Please write out the complete listing that follows, exactly as it reads.

(Extracts from a graphics dataset)
--------------------
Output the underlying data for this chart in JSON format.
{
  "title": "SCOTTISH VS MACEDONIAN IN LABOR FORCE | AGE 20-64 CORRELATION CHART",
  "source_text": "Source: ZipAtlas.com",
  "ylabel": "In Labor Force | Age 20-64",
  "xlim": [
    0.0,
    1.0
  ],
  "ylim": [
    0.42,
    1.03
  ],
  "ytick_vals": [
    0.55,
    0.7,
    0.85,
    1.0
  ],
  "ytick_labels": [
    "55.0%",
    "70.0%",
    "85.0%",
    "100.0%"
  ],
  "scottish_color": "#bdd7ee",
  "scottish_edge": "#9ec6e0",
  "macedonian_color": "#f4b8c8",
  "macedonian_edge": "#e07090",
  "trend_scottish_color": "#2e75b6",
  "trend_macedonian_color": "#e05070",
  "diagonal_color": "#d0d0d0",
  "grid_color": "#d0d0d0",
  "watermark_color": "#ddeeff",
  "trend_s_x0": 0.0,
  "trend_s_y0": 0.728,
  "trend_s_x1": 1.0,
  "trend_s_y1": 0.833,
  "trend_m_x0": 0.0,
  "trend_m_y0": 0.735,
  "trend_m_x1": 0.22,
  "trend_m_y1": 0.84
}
--------------------
Final answer
Output the underlying data for this chart in JSON format.
{
  "title": "SCOTTISH VS MACEDONIAN IN LABOR FORCE | AGE 20-64 CORRELATION CHART",
  "source_text": "Source: ZipAtlas.com",
  "ylabel": "In Labor Force | Age 20-64",
  "xlim": [
    0.0,
    1.0
  ],
  "ylim": [
    0.42,
    1.03
  ],
  "ytick_vals": [
    0.55,
    0.7,
    0.85,
    1.0
  ],
  "ytick_labels": [
    "55.0%",
    "70.0%",
    "85.0%",
    "100.0%"
  ],
  "scottish_color": "#bdd7ee",
  "scottish_edge": "#9ec6e0",
  "macedonian_color": "#f4b8c8",
  "macedonian_edge": "#e07090",
  "trend_scottish_color": "#2e75b6",
  "trend_macedonian_color": "#e05070",
  "diagonal_color": "#d0d0d0",
  "grid_color": "#d0d0d0",
  "watermark_color": "#ddeeff",
  "trend_s_x0": 0.0,
  "trend_s_y0": 0.728,
  "trend_s_x1": 1.0,
  "trend_s_y1": 0.833,
  "trend_m_x0": 0.0,
  "trend_m_y0": 0.735,
  "trend_m_x1": 0.22,
  "trend_m_y1": 0.84
}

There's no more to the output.